▸ STATED GOAL
Copy out all lines where "axloqiy" appears.

▸ GIVEN RECORDS
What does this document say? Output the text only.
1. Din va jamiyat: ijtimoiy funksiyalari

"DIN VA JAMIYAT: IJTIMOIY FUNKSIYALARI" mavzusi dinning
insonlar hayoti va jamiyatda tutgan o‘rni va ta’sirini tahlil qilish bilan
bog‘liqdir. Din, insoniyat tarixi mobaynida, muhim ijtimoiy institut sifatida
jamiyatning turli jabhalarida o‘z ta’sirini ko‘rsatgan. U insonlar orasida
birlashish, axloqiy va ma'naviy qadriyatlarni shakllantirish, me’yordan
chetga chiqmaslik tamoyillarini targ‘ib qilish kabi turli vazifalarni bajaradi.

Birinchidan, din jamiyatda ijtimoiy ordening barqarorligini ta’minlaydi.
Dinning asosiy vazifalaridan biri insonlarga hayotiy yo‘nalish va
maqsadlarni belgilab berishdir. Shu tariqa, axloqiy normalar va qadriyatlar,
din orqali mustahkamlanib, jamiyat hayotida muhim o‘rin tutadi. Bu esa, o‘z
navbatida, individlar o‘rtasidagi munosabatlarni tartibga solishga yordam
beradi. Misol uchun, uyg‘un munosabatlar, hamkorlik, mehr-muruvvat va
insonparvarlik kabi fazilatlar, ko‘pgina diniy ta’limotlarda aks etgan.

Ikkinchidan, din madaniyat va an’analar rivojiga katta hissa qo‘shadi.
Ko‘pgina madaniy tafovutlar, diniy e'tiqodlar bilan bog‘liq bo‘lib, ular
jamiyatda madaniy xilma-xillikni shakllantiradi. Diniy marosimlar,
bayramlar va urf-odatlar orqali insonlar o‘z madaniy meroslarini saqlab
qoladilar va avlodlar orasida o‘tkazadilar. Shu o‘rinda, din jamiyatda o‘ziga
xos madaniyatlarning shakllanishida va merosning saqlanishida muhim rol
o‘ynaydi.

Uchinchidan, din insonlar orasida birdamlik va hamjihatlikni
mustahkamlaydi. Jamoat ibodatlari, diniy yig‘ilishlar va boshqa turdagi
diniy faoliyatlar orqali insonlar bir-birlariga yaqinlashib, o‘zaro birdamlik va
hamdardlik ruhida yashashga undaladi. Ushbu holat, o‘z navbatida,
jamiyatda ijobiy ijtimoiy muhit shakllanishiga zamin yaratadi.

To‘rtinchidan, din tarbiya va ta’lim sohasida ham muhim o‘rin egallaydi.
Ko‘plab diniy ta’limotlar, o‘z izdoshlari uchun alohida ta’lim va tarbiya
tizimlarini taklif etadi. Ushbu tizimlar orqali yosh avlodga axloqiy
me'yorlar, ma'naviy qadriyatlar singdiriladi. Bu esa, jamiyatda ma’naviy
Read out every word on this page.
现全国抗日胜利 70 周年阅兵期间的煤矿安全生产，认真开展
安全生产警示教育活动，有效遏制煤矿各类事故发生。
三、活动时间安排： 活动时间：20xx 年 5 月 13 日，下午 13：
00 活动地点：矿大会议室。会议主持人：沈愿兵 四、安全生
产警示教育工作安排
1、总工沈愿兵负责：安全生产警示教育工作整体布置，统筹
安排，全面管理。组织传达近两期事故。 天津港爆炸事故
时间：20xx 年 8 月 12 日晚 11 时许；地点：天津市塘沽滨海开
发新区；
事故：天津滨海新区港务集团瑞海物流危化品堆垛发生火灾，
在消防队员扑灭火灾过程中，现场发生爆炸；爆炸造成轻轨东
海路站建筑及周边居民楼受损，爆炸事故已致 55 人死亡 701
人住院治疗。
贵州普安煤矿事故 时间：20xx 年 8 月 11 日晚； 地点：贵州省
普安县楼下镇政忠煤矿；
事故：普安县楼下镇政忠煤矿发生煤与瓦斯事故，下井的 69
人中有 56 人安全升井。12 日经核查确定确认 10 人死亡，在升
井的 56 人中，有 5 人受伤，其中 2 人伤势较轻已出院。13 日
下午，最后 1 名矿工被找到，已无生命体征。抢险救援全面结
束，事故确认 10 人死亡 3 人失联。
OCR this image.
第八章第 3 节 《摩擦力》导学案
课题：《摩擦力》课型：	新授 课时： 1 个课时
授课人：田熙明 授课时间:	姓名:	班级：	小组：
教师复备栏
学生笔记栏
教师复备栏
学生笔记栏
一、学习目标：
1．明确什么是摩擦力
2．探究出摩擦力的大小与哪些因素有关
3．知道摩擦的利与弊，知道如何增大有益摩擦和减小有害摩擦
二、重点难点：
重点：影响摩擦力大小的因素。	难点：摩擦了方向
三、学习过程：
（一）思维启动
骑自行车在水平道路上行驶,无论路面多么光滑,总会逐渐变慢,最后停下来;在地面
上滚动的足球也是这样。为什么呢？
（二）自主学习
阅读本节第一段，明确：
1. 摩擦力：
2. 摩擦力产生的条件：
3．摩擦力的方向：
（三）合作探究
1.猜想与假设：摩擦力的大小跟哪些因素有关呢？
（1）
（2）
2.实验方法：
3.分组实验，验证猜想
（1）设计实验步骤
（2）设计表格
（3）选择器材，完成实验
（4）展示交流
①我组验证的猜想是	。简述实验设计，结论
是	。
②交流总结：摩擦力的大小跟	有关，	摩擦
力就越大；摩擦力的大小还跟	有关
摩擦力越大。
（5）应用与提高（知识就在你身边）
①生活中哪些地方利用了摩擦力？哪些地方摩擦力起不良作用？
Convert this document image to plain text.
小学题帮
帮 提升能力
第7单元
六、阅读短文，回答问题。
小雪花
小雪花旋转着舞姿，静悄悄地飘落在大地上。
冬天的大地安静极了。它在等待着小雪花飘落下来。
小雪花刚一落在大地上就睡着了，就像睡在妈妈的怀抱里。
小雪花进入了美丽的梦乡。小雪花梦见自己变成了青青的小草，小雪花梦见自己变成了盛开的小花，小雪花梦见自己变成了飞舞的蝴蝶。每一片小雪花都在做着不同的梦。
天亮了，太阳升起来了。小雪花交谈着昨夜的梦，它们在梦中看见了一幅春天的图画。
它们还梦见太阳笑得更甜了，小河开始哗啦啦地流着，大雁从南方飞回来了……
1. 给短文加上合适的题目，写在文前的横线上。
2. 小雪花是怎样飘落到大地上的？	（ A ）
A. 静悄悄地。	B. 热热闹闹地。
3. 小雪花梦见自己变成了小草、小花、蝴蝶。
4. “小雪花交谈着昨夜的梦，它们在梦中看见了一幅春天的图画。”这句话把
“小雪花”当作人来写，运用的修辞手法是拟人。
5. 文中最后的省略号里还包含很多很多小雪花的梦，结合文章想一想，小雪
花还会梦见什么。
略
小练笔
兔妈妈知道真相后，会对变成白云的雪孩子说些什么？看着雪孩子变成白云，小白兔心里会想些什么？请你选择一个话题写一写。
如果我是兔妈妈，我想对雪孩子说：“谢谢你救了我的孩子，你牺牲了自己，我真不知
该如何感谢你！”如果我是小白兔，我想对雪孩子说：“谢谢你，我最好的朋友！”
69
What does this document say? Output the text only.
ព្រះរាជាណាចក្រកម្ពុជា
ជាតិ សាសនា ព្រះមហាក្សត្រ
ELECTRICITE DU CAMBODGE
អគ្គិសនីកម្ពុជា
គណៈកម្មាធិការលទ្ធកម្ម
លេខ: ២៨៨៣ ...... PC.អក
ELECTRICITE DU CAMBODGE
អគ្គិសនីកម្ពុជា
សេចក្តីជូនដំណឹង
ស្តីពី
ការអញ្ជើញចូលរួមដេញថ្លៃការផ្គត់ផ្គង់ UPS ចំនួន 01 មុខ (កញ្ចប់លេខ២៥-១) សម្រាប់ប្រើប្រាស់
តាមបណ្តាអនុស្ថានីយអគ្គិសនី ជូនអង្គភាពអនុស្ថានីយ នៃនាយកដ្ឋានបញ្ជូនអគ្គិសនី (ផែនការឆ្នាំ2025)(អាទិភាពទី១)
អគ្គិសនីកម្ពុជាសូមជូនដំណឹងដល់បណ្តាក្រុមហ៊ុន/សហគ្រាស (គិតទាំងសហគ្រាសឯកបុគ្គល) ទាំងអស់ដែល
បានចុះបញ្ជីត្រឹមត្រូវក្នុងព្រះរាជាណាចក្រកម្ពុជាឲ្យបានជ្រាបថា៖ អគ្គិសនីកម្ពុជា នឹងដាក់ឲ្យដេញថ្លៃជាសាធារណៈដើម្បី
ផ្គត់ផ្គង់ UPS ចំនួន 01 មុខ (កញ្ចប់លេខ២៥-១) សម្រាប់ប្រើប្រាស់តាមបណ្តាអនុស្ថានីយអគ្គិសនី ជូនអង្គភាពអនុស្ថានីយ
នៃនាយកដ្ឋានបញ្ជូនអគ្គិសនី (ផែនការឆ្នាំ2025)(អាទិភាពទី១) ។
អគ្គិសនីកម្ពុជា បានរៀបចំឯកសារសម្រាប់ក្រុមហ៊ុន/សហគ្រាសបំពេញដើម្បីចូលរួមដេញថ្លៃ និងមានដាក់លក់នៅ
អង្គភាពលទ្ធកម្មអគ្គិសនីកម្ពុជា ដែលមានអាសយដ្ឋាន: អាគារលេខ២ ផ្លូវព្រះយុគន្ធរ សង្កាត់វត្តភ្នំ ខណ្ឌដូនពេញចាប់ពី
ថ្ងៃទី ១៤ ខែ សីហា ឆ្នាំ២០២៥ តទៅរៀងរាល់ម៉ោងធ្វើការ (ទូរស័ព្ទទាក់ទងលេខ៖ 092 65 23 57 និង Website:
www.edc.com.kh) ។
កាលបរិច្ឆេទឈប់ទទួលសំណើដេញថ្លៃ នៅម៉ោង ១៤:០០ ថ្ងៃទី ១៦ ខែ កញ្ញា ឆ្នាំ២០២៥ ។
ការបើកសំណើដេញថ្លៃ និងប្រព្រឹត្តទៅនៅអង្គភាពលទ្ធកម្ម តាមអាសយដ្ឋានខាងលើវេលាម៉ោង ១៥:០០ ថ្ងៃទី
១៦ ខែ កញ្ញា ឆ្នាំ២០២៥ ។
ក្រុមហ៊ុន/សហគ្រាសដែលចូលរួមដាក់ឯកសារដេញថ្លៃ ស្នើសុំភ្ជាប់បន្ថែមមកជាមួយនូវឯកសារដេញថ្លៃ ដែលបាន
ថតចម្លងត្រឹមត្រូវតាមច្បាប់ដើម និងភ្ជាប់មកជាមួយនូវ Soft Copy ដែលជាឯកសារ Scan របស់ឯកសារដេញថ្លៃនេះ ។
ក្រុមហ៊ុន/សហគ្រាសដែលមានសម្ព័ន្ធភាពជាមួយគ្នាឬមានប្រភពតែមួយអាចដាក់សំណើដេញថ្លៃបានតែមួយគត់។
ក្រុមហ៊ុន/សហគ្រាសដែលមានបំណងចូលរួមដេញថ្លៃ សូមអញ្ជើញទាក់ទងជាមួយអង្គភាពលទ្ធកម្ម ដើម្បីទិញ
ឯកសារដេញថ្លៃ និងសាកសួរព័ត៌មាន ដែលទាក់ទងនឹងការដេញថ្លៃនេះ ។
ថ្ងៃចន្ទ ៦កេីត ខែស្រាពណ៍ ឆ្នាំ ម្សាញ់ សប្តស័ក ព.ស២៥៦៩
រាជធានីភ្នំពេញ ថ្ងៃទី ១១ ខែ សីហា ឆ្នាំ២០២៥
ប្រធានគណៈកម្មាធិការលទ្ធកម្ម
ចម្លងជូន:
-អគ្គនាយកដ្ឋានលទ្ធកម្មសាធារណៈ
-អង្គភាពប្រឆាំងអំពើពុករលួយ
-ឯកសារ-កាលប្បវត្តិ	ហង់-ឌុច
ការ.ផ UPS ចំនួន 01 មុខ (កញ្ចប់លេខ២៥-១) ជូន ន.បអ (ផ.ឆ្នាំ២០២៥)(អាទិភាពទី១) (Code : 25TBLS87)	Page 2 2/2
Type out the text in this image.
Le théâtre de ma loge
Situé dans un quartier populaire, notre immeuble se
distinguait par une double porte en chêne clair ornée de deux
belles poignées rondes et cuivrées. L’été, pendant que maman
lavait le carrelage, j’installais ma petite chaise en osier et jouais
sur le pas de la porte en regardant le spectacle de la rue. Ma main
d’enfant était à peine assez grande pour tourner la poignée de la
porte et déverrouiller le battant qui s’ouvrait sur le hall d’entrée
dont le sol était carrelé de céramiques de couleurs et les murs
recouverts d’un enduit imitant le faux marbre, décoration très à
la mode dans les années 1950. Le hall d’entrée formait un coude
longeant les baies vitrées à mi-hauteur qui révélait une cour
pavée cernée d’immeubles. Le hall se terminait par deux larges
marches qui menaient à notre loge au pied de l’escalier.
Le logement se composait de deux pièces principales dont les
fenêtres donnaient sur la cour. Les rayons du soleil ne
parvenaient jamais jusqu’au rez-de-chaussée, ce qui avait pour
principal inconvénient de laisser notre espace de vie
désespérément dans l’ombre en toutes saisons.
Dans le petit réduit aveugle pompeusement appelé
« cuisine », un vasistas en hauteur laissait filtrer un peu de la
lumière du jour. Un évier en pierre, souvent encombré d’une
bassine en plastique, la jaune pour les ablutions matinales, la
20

▸ SOLUTION TO THE EXERCISE
birlashish, axloqiy va ma'naviy qadriyatlarni shakllantirish, me’yordan
maqsadlarni belgilab berishdir. Shu tariqa, axloqiy normalar va qadriyatlar,
tizimlarini taklif etadi. Ushbu tizimlar orqali yosh avlodga axloqiy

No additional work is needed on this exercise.